■ What you should do: Gather each line of the entries below that includes "have".

■ Raw data:
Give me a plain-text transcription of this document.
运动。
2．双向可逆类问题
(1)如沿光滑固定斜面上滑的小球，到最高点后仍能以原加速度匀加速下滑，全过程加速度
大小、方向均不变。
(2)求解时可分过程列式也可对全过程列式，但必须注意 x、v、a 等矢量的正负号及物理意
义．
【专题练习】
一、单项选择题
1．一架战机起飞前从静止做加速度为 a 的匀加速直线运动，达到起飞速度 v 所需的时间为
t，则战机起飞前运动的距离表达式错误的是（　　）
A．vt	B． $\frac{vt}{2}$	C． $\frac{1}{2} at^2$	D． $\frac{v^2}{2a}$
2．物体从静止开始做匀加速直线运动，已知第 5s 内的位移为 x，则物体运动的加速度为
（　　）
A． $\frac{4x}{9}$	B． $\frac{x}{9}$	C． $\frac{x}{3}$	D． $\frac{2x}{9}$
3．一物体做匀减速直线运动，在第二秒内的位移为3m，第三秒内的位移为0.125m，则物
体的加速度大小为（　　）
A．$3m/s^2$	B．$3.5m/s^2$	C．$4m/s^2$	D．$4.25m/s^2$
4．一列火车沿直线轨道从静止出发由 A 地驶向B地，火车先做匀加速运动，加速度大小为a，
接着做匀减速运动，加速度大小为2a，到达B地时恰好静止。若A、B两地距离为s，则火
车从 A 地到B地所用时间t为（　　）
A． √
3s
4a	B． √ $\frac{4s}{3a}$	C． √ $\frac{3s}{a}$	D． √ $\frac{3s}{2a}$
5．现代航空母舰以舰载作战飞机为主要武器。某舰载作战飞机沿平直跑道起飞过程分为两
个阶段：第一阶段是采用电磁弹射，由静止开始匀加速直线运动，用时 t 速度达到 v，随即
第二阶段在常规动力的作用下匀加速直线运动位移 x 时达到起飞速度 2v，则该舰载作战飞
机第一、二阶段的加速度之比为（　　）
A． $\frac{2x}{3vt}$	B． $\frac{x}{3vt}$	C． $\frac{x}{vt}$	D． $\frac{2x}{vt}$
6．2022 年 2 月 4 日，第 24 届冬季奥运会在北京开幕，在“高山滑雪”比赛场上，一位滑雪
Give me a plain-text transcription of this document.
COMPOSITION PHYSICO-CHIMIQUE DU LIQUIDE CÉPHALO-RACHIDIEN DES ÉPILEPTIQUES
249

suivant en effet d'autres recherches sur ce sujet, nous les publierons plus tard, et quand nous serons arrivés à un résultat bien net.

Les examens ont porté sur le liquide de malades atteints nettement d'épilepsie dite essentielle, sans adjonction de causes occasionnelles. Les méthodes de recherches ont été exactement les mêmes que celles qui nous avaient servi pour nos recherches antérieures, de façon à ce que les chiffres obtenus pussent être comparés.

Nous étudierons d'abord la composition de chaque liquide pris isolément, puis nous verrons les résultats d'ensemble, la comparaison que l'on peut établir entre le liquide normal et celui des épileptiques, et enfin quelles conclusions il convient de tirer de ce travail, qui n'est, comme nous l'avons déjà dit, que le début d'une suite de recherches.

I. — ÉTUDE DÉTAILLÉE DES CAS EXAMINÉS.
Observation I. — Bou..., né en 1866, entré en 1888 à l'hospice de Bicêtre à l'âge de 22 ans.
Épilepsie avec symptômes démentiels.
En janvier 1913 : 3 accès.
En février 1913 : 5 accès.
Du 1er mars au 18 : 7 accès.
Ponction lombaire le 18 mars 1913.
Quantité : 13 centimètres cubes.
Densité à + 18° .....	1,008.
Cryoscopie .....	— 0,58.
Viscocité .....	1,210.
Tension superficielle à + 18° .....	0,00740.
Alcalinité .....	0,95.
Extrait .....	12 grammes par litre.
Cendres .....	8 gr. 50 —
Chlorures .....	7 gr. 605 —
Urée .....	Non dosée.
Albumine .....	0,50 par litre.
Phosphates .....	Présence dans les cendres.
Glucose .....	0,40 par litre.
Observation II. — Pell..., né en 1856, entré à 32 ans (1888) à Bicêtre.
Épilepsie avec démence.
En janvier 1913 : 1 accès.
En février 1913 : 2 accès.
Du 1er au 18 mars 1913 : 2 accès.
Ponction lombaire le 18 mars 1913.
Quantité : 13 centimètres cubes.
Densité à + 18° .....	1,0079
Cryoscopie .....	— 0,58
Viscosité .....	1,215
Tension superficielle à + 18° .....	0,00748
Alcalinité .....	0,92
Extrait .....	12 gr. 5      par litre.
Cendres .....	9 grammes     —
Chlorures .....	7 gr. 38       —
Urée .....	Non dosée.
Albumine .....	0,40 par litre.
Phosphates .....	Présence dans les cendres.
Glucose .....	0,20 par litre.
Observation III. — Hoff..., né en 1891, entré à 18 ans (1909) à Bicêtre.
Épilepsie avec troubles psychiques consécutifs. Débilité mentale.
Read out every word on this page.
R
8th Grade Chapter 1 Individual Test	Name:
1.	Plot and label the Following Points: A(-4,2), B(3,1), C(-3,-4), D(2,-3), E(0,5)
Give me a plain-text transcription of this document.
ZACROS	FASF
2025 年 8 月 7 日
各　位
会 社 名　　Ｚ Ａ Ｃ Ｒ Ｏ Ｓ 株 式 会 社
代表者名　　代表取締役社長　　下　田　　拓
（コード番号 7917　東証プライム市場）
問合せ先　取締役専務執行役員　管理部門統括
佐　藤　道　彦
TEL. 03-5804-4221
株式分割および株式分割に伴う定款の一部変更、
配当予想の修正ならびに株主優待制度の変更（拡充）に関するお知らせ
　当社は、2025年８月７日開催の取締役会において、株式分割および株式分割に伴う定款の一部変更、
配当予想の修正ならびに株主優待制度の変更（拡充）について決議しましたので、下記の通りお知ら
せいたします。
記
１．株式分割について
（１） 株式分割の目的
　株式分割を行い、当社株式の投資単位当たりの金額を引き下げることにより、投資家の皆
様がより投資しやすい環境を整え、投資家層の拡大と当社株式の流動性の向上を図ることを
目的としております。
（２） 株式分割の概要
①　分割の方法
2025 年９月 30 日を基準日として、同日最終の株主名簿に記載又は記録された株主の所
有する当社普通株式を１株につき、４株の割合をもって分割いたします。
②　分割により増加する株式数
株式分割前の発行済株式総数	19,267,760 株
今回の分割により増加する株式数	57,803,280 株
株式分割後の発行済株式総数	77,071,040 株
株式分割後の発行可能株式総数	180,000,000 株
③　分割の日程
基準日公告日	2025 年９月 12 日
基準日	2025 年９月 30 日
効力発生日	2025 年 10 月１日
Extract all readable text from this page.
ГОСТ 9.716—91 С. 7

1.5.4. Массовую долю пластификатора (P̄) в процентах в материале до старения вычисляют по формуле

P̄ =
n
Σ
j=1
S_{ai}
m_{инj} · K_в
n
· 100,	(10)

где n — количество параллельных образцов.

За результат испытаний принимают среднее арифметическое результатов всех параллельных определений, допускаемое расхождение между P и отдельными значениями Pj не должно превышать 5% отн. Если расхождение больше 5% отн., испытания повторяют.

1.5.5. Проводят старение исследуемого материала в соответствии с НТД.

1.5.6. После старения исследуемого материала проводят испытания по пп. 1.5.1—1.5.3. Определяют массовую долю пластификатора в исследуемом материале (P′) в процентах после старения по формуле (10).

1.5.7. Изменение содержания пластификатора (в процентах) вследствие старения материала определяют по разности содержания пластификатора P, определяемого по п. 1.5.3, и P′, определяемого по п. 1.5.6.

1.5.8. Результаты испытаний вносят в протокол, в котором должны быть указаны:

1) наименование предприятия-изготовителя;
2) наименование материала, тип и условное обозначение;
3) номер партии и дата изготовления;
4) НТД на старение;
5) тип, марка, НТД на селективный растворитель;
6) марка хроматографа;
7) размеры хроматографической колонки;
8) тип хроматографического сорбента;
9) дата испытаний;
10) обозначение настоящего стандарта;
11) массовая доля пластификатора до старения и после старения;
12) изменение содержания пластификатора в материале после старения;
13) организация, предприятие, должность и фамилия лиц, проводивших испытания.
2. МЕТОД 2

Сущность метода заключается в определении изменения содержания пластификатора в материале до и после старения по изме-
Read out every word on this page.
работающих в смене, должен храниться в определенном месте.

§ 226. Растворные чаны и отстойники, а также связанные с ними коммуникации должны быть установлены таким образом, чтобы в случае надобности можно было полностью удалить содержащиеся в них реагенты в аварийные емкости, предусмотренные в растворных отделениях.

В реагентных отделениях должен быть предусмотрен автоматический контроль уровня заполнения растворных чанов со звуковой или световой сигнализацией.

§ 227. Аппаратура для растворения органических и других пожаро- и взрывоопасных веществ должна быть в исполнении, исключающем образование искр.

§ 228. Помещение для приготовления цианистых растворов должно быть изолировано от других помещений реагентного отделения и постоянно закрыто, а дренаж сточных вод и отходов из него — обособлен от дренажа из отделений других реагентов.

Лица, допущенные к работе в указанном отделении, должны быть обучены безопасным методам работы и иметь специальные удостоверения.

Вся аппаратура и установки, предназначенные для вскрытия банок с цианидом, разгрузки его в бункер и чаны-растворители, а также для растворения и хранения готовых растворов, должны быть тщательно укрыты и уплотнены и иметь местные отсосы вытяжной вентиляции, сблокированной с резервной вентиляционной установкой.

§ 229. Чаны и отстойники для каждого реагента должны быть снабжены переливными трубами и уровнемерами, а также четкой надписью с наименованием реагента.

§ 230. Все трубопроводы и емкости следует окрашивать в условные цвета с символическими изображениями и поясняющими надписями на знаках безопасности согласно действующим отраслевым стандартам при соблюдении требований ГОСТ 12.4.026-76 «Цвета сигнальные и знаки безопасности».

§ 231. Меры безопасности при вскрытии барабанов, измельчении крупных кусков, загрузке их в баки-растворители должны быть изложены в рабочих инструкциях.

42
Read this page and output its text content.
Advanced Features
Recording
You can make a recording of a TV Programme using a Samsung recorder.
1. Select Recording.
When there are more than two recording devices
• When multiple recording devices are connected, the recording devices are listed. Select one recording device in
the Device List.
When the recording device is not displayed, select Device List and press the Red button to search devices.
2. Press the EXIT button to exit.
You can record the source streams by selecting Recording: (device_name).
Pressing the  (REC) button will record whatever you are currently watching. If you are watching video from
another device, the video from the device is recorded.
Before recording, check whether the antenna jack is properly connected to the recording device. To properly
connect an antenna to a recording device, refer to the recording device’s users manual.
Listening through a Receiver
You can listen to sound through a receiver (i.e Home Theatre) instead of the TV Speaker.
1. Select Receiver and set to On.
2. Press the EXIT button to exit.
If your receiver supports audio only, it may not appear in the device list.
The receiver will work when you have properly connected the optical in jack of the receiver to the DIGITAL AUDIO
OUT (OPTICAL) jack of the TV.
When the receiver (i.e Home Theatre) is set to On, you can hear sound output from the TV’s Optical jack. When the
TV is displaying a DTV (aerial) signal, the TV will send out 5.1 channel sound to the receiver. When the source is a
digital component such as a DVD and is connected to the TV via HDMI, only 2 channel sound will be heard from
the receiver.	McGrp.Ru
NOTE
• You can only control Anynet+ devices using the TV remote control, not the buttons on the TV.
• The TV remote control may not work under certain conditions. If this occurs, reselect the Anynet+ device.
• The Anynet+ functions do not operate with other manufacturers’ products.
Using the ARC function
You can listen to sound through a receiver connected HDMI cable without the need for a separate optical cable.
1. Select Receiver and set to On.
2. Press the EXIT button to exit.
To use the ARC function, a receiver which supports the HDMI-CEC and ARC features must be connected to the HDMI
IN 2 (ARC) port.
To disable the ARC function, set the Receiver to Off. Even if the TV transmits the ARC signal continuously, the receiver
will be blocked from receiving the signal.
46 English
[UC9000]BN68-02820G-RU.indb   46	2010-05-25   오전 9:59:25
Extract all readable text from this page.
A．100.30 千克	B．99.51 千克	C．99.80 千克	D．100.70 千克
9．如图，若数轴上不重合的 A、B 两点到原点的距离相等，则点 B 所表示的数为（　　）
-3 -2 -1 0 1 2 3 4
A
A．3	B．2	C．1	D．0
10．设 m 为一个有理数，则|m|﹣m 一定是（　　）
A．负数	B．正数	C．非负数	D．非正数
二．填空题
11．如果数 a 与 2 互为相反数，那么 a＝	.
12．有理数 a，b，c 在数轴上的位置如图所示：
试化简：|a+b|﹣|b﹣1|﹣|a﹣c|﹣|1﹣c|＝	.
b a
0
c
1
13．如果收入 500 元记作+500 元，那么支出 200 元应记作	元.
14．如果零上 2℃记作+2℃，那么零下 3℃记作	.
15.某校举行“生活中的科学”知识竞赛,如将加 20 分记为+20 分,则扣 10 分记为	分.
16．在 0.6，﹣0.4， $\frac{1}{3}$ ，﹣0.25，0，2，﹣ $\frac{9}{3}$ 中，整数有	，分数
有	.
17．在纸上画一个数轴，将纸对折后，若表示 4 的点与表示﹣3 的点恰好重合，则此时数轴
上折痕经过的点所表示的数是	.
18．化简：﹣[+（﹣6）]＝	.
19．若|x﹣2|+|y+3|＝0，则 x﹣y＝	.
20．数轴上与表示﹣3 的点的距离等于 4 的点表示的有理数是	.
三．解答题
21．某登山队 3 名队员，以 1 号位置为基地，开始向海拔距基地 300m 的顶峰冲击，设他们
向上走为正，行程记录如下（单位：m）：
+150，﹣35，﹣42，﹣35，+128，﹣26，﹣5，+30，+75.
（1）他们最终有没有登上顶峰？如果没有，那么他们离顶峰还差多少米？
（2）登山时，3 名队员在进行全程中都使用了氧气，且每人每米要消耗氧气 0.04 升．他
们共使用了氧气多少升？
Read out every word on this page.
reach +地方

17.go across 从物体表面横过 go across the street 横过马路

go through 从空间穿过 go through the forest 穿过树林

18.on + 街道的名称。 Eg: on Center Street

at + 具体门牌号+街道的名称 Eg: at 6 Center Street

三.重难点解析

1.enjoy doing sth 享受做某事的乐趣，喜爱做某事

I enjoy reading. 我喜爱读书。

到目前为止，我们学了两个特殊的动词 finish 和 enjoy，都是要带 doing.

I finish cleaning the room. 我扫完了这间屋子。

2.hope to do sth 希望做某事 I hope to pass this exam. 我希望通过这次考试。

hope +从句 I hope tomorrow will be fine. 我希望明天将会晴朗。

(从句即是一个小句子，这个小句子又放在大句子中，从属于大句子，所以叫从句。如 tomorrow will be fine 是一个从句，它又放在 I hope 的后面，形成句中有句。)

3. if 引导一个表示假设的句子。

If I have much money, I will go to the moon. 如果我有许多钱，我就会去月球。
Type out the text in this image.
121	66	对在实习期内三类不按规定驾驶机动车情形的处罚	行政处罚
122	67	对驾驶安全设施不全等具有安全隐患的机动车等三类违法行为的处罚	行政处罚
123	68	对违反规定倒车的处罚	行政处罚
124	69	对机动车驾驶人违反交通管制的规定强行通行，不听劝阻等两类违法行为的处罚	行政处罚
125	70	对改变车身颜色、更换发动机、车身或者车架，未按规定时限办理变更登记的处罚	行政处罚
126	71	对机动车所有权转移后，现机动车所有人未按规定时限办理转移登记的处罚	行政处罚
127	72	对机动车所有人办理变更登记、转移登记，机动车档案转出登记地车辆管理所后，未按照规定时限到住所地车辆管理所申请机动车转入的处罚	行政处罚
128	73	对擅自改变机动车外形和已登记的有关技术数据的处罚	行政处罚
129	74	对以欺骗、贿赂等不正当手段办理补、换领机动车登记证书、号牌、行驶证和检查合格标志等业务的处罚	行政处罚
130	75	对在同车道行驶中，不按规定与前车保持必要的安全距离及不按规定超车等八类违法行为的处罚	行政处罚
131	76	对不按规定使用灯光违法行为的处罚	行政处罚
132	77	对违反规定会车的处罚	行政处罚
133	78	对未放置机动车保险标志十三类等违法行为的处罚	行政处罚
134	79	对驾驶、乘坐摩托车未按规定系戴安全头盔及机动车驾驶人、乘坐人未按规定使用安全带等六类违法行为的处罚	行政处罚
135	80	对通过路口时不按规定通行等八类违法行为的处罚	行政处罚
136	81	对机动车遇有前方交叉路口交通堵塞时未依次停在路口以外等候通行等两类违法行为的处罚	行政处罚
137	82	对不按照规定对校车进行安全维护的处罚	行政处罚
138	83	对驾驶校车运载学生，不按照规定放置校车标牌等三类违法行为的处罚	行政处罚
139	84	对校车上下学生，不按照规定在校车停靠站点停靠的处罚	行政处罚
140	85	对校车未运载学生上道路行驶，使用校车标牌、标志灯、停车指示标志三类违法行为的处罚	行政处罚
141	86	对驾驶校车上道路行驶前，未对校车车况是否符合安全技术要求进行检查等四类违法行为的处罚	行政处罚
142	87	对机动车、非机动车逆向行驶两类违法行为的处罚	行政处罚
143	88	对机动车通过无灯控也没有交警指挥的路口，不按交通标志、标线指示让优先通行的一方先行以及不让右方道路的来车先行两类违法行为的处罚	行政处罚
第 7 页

■ Final result:
The receiver will work when you have properly connected the optical in jack of the receiver to the DIGITAL AUDIO
If I have much money, I will go to the moon. 如果我有许多钱，我就会去月球。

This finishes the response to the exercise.